» YOUR OBJECTIVE
Write out all the lines again, precisely as they stand, but without the images.

» EXERCISE INPUTS

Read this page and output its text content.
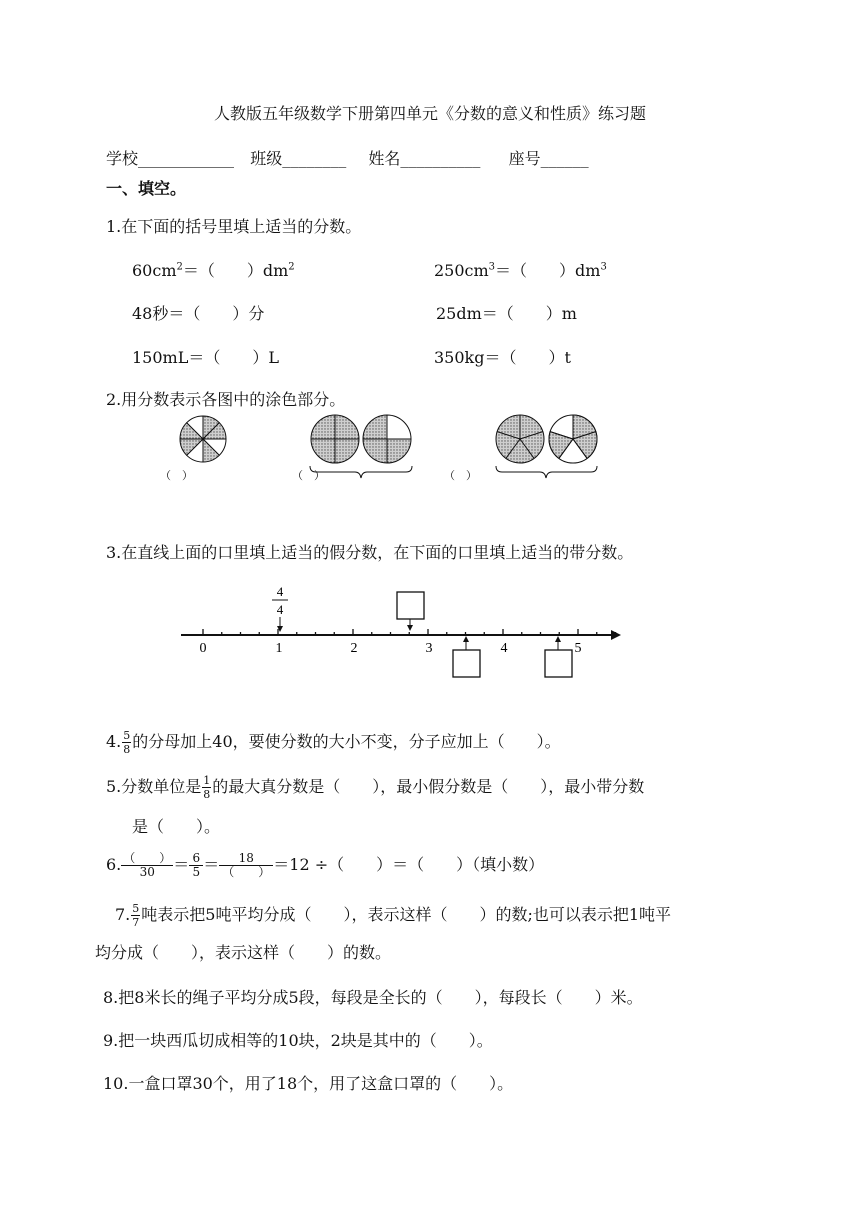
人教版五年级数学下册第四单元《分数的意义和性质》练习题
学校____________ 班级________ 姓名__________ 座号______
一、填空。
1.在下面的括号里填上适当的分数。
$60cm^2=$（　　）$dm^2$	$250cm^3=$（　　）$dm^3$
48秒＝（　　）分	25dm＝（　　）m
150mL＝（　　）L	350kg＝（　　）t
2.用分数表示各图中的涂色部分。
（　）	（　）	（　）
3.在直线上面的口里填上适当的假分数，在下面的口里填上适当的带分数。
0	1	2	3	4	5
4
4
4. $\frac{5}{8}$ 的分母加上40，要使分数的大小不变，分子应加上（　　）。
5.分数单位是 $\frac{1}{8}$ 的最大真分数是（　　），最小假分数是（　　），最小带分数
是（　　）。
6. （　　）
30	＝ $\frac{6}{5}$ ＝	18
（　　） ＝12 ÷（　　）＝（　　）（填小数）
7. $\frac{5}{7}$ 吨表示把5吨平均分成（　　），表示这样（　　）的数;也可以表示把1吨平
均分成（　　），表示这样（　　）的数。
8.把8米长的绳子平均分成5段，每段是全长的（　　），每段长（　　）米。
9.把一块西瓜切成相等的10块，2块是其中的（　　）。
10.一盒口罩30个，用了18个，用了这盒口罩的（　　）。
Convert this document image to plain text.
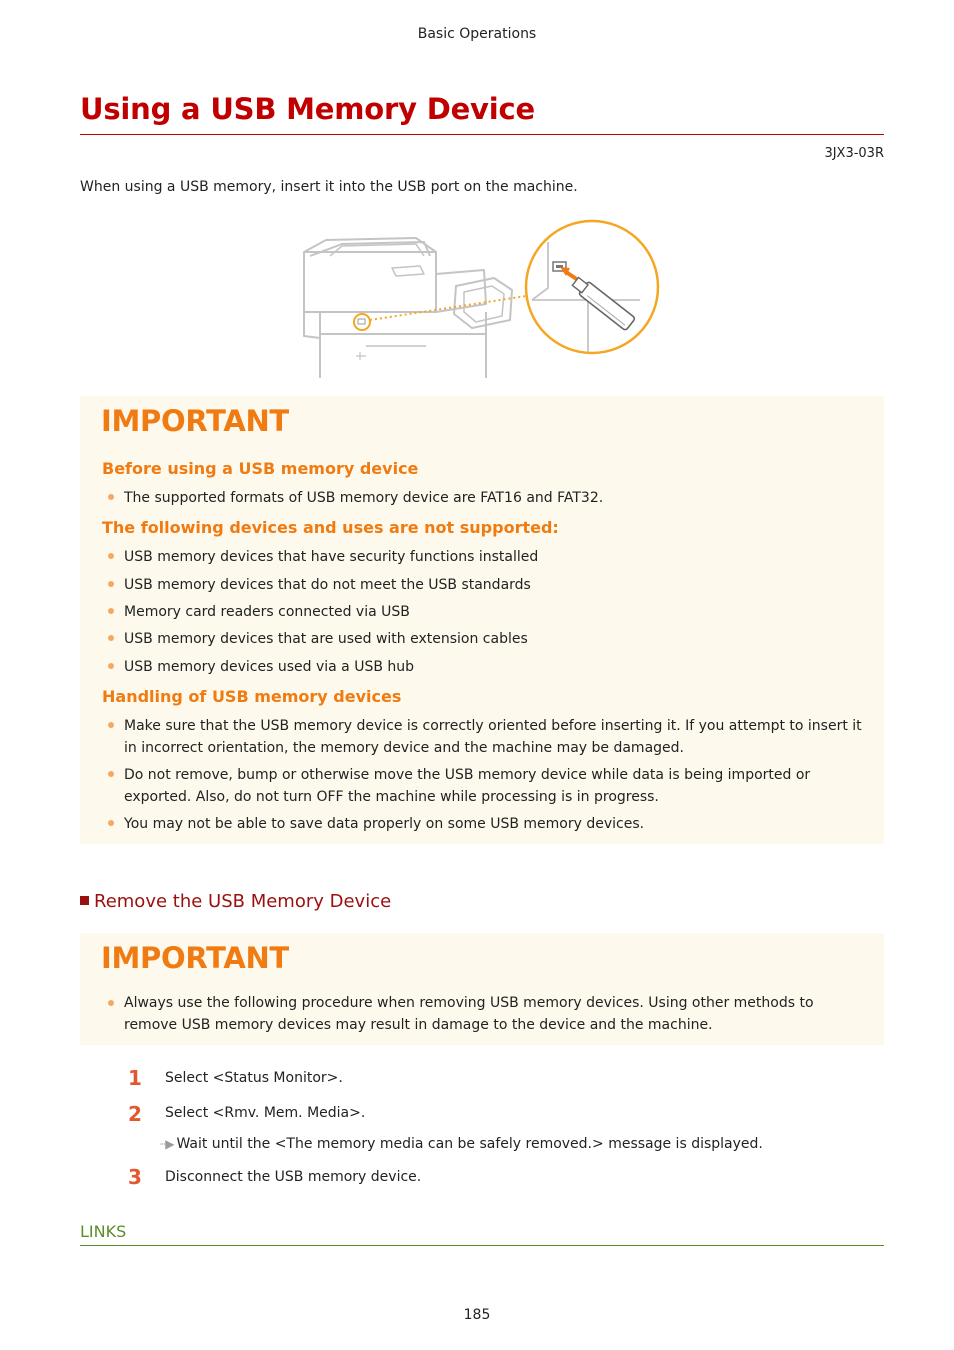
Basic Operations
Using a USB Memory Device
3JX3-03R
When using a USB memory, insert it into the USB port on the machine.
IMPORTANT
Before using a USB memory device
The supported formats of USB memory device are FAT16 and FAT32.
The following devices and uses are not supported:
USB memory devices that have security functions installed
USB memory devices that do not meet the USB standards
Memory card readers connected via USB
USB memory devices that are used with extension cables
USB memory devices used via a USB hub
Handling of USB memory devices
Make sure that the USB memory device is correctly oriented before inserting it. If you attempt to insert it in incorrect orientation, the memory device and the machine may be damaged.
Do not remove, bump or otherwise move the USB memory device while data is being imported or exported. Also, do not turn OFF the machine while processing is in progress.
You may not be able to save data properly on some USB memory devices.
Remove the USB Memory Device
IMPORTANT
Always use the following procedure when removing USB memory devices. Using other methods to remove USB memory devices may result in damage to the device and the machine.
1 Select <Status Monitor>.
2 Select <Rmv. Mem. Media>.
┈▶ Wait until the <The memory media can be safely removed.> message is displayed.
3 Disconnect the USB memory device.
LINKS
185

» TASK OUTPUT
Read this page and output its text content.
人教版五年级数学下册第四单元《分数的意义和性质》练习题
学校____________ 班级________ 姓名__________ 座号______
一、填空。
1.在下面的括号里填上适当的分数。
$60cm^2=$（　　）$dm^2$	$250cm^3=$（　　）$dm^3$
48秒＝（　　）分	25dm＝（　　）m
150mL＝（　　）L	350kg＝（　　）t
2.用分数表示各图中的涂色部分。
（　）	（　）	（　）
3.在直线上面的口里填上适当的假分数，在下面的口里填上适当的带分数。
0	1	2	3	4	5
4
4
4. $\frac{5}{8}$ 的分母加上40，要使分数的大小不变，分子应加上（　　）。
5.分数单位是 $\frac{1}{8}$ 的最大真分数是（　　），最小假分数是（　　），最小带分数
是（　　）。
6. （　　）
30	＝ $\frac{6}{5}$ ＝	18
（　　） ＝12 ÷（　　）＝（　　）（填小数）
7. $\frac{5}{7}$ 吨表示把5吨平均分成（　　），表示这样（　　）的数;也可以表示把1吨平
均分成（　　），表示这样（　　）的数。
8.把8米长的绳子平均分成5段，每段是全长的（　　），每段长（　　）米。
9.把一块西瓜切成相等的10块，2块是其中的（　　）。
10.一盒口罩30个，用了18个，用了这盒口罩的（　　）。
Convert this document image to plain text.
Basic Operations
Using a USB Memory Device
3JX3-03R
When using a USB memory, insert it into the USB port on the machine.
IMPORTANT
Before using a USB memory device
The supported formats of USB memory device are FAT16 and FAT32.
The following devices and uses are not supported:
USB memory devices that have security functions installed
USB memory devices that do not meet the USB standards
Memory card readers connected via USB
USB memory devices that are used with extension cables
USB memory devices used via a USB hub
Handling of USB memory devices
Make sure that the USB memory device is correctly oriented before inserting it. If you attempt to insert it in incorrect orientation, the memory device and the machine may be damaged.
Do not remove, bump or otherwise move the USB memory device while data is being imported or exported. Also, do not turn OFF the machine while processing is in progress.
You may not be able to save data properly on some USB memory devices.
Remove the USB Memory Device
IMPORTANT
Always use the following procedure when removing USB memory devices. Using other methods to remove USB memory devices may result in damage to the device and the machine.
1 Select <Status Monitor>.
2 Select <Rmv. Mem. Media>.
┈▶ Wait until the <The memory media can be safely removed.> message is displayed.
3 Disconnect the USB memory device.
LINKS
185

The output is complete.